Directions:
The records that follow are to be repeated without alteration.

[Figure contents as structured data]
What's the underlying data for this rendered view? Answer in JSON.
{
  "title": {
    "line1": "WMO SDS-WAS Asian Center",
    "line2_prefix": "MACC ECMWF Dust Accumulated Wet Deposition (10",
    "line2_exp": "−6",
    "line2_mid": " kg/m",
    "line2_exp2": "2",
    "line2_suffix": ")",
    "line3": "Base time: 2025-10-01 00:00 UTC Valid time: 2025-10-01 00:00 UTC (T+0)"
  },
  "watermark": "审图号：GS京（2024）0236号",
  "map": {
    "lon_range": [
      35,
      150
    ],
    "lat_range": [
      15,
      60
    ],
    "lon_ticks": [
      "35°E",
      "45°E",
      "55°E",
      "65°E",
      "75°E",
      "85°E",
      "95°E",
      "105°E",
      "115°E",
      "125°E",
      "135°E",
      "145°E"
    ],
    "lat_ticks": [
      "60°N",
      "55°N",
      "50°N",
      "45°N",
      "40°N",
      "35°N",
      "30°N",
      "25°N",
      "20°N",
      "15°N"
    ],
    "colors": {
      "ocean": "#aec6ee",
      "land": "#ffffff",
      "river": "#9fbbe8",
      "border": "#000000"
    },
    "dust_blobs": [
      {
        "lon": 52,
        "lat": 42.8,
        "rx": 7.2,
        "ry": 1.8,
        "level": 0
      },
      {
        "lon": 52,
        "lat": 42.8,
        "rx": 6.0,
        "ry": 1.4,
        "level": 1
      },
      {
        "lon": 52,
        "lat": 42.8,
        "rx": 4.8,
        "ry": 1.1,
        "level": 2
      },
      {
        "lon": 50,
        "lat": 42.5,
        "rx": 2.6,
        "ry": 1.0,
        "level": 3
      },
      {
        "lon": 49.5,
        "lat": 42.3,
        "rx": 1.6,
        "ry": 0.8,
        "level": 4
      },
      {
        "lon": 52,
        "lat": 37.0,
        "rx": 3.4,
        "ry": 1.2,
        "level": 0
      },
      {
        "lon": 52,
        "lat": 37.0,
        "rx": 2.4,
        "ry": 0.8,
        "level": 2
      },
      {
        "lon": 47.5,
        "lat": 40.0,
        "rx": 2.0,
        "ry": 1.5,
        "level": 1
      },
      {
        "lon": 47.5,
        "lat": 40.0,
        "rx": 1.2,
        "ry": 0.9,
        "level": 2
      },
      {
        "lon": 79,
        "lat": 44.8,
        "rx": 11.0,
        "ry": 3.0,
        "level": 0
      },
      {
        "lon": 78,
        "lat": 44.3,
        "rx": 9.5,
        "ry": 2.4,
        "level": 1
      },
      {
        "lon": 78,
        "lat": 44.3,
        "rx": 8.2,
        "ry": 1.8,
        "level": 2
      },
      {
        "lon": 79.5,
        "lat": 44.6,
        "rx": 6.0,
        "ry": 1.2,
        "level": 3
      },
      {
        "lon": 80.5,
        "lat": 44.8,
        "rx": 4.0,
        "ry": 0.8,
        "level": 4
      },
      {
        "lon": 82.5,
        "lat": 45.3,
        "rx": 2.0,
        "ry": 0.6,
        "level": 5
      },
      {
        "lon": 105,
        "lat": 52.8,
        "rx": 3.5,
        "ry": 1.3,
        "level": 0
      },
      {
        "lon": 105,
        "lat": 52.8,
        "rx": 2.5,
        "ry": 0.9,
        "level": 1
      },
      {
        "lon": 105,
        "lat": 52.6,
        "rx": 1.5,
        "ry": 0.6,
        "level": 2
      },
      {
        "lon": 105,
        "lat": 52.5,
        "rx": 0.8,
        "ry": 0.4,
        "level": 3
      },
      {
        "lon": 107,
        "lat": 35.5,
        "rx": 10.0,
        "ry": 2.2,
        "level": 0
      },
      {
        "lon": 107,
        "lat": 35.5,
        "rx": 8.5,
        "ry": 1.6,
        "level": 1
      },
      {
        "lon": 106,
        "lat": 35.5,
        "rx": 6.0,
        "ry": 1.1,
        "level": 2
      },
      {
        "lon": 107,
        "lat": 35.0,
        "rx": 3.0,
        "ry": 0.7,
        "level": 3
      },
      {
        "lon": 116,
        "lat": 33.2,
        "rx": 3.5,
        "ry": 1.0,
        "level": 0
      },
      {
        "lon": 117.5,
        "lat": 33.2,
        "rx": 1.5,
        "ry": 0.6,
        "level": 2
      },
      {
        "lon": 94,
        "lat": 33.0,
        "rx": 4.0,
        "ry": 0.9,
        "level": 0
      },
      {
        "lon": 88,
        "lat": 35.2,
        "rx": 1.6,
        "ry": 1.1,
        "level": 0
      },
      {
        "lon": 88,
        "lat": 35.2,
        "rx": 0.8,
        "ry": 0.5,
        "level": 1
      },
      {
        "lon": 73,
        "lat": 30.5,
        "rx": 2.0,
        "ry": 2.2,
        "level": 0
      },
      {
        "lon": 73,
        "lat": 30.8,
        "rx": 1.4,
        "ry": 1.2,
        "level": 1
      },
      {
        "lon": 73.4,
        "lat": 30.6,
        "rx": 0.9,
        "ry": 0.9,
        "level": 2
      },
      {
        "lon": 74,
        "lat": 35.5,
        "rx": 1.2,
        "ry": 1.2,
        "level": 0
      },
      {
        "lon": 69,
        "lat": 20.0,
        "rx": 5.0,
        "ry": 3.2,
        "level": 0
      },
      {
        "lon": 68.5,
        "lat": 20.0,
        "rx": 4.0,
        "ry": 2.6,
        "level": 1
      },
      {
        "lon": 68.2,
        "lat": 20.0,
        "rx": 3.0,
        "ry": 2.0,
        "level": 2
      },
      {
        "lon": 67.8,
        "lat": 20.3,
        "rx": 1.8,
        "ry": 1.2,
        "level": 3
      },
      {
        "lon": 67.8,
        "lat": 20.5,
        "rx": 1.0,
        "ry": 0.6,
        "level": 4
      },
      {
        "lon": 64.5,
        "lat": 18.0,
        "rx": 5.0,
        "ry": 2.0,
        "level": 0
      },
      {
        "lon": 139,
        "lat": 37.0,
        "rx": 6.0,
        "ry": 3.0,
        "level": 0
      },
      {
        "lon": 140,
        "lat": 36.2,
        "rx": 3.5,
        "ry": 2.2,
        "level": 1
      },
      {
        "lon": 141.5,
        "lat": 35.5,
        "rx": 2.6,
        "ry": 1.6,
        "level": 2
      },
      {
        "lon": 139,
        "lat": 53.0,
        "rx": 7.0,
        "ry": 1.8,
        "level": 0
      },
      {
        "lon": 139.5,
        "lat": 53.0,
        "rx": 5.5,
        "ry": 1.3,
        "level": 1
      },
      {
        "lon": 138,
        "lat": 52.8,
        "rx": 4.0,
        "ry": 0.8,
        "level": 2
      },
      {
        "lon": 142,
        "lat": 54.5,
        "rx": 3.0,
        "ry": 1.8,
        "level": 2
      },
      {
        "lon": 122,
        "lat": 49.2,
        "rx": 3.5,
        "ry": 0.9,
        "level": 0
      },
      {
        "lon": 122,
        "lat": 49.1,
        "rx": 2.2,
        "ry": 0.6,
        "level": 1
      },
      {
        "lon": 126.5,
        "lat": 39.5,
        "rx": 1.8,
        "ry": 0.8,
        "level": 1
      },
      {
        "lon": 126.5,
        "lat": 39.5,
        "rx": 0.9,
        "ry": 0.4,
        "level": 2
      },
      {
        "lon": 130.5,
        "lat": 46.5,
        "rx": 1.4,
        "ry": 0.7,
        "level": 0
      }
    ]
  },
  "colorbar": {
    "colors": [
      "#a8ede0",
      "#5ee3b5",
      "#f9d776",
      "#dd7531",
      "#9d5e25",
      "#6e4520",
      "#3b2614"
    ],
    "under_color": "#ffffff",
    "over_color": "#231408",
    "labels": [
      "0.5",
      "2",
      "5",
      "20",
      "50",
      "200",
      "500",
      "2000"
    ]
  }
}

The answer:
What's the underlying data for this rendered view? Answer in JSON.
{
  "title": {
    "line1": "WMO SDS-WAS Asian Center",
    "line2_prefix": "MACC ECMWF Dust Accumulated Wet Deposition (10",
    "line2_exp": "−6",
    "line2_mid": " kg/m",
    "line2_exp2": "2",
    "line2_suffix": ")",
    "line3": "Base time: 2025-10-01 00:00 UTC Valid time: 2025-10-01 00:00 UTC (T+0)"
  },
  "watermark": "审图号：GS京（2024）0236号",
  "map": {
    "lon_range": [
      35,
      150
    ],
    "lat_range": [
      15,
      60
    ],
    "lon_ticks": [
      "35°E",
      "45°E",
      "55°E",
      "65°E",
      "75°E",
      "85°E",
      "95°E",
      "105°E",
      "115°E",
      "125°E",
      "135°E",
      "145°E"
    ],
    "lat_ticks": [
      "60°N",
      "55°N",
      "50°N",
      "45°N",
      "40°N",
      "35°N",
      "30°N",
      "25°N",
      "20°N",
      "15°N"
    ],
    "colors": {
      "ocean": "#aec6ee",
      "land": "#ffffff",
      "river": "#9fbbe8",
      "border": "#000000"
    },
    "dust_blobs": [
      {
        "lon": 52,
        "lat": 42.8,
        "rx": 7.2,
        "ry": 1.8,
        "level": 0
      },
      {
        "lon": 52,
        "lat": 42.8,
        "rx": 6.0,
        "ry": 1.4,
        "level": 1
      },
      {
        "lon": 52,
        "lat": 42.8,
        "rx": 4.8,
        "ry": 1.1,
        "level": 2
      },
      {
        "lon": 50,
        "lat": 42.5,
        "rx": 2.6,
        "ry": 1.0,
        "level": 3
      },
      {
        "lon": 49.5,
        "lat": 42.3,
        "rx": 1.6,
        "ry": 0.8,
        "level": 4
      },
      {
        "lon": 52,
        "lat": 37.0,
        "rx": 3.4,
        "ry": 1.2,
        "level": 0
      },
      {
        "lon": 52,
        "lat": 37.0,
        "rx": 2.4,
        "ry": 0.8,
        "level": 2
      },
      {
        "lon": 47.5,
        "lat": 40.0,
        "rx": 2.0,
        "ry": 1.5,
        "level": 1
      },
      {
        "lon": 47.5,
        "lat": 40.0,
        "rx": 1.2,
        "ry": 0.9,
        "level": 2
      },
      {
        "lon": 79,
        "lat": 44.8,
        "rx": 11.0,
        "ry": 3.0,
        "level": 0
      },
      {
        "lon": 78,
        "lat": 44.3,
        "rx": 9.5,
        "ry": 2.4,
        "level": 1
      },
      {
        "lon": 78,
        "lat": 44.3,
        "rx": 8.2,
        "ry": 1.8,
        "level": 2
      },
      {
        "lon": 79.5,
        "lat": 44.6,
        "rx": 6.0,
        "ry": 1.2,
        "level": 3
      },
      {
        "lon": 80.5,
        "lat": 44.8,
        "rx": 4.0,
        "ry": 0.8,
        "level": 4
      },
      {
        "lon": 82.5,
        "lat": 45.3,
        "rx": 2.0,
        "ry": 0.6,
        "level": 5
      },
      {
        "lon": 105,
        "lat": 52.8,
        "rx": 3.5,
        "ry": 1.3,
        "level": 0
      },
      {
        "lon": 105,
        "lat": 52.8,
        "rx": 2.5,
        "ry": 0.9,
        "level": 1
      },
      {
        "lon": 105,
        "lat": 52.6,
        "rx": 1.5,
        "ry": 0.6,
        "level": 2
      },
      {
        "lon": 105,
        "lat": 52.5,
        "rx": 0.8,
        "ry": 0.4,
        "level": 3
      },
      {
        "lon": 107,
        "lat": 35.5,
        "rx": 10.0,
        "ry": 2.2,
        "level": 0
      },
      {
        "lon": 107,
        "lat": 35.5,
        "rx": 8.5,
        "ry": 1.6,
        "level": 1
      },
      {
        "lon": 106,
        "lat": 35.5,
        "rx": 6.0,
        "ry": 1.1,
        "level": 2
      },
      {
        "lon": 107,
        "lat": 35.0,
        "rx": 3.0,
        "ry": 0.7,
        "level": 3
      },
      {
        "lon": 116,
        "lat": 33.2,
        "rx": 3.5,
        "ry": 1.0,
        "level": 0
      },
      {
        "lon": 117.5,
        "lat": 33.2,
        "rx": 1.5,
        "ry": 0.6,
        "level": 2
      },
      {
        "lon": 94,
        "lat": 33.0,
        "rx": 4.0,
        "ry": 0.9,
        "level": 0
      },
      {
        "lon": 88,
        "lat": 35.2,
        "rx": 1.6,
        "ry": 1.1,
        "level": 0
      },
      {
        "lon": 88,
        "lat": 35.2,
        "rx": 0.8,
        "ry": 0.5,
        "level": 1
      },
      {
        "lon": 73,
        "lat": 30.5,
        "rx": 2.0,
        "ry": 2.2,
        "level": 0
      },
      {
        "lon": 73,
        "lat": 30.8,
        "rx": 1.4,
        "ry": 1.2,
        "level": 1
      },
      {
        "lon": 73.4,
        "lat": 30.6,
        "rx": 0.9,
        "ry": 0.9,
        "level": 2
      },
      {
        "lon": 74,
        "lat": 35.5,
        "rx": 1.2,
        "ry": 1.2,
        "level": 0
      },
      {
        "lon": 69,
        "lat": 20.0,
        "rx": 5.0,
        "ry": 3.2,
        "level": 0
      },
      {
        "lon": 68.5,
        "lat": 20.0,
        "rx": 4.0,
        "ry": 2.6,
        "level": 1
      },
      {
        "lon": 68.2,
        "lat": 20.0,
        "rx": 3.0,
        "ry": 2.0,
        "level": 2
      },
      {
        "lon": 67.8,
        "lat": 20.3,
        "rx": 1.8,
        "ry": 1.2,
        "level": 3
      },
      {
        "lon": 67.8,
        "lat": 20.5,
        "rx": 1.0,
        "ry": 0.6,
        "level": 4
      },
      {
        "lon": 64.5,
        "lat": 18.0,
        "rx": 5.0,
        "ry": 2.0,
        "level": 0
      },
      {
        "lon": 139,
        "lat": 37.0,
        "rx": 6.0,
        "ry": 3.0,
        "level": 0
      },
      {
        "lon": 140,
        "lat": 36.2,
        "rx": 3.5,
        "ry": 2.2,
        "level": 1
      },
      {
        "lon": 141.5,
        "lat": 35.5,
        "rx": 2.6,
        "ry": 1.6,
        "level": 2
      },
      {
        "lon": 139,
        "lat": 53.0,
        "rx": 7.0,
        "ry": 1.8,
        "level": 0
      },
      {
        "lon": 139.5,
        "lat": 53.0,
        "rx": 5.5,
        "ry": 1.3,
        "level": 1
      },
      {
        "lon": 138,
        "lat": 52.8,
        "rx": 4.0,
        "ry": 0.8,
        "level": 2
      },
      {
        "lon": 142,
        "lat": 54.5,
        "rx": 3.0,
        "ry": 1.8,
        "level": 2
      },
      {
        "lon": 122,
        "lat": 49.2,
        "rx": 3.5,
        "ry": 0.9,
        "level": 0
      },
      {
        "lon": 122,
        "lat": 49.1,
        "rx": 2.2,
        "ry": 0.6,
        "level": 1
      },
      {
        "lon": 126.5,
        "lat": 39.5,
        "rx": 1.8,
        "ry": 0.8,
        "level": 1
      },
      {
        "lon": 126.5,
        "lat": 39.5,
        "rx": 0.9,
        "ry": 0.4,
        "level": 2
      },
      {
        "lon": 130.5,
        "lat": 46.5,
        "rx": 1.4,
        "ry": 0.7,
        "level": 0
      }
    ]
  },
  "colorbar": {
    "colors": [
      "#a8ede0",
      "#5ee3b5",
      "#f9d776",
      "#dd7531",
      "#9d5e25",
      "#6e4520",
      "#3b2614"
    ],
    "under_color": "#ffffff",
    "over_color": "#231408",
    "labels": [
      "0.5",
      "2",
      "5",
      "20",
      "50",
      "200",
      "500",
      "2000"
    ]
  }
}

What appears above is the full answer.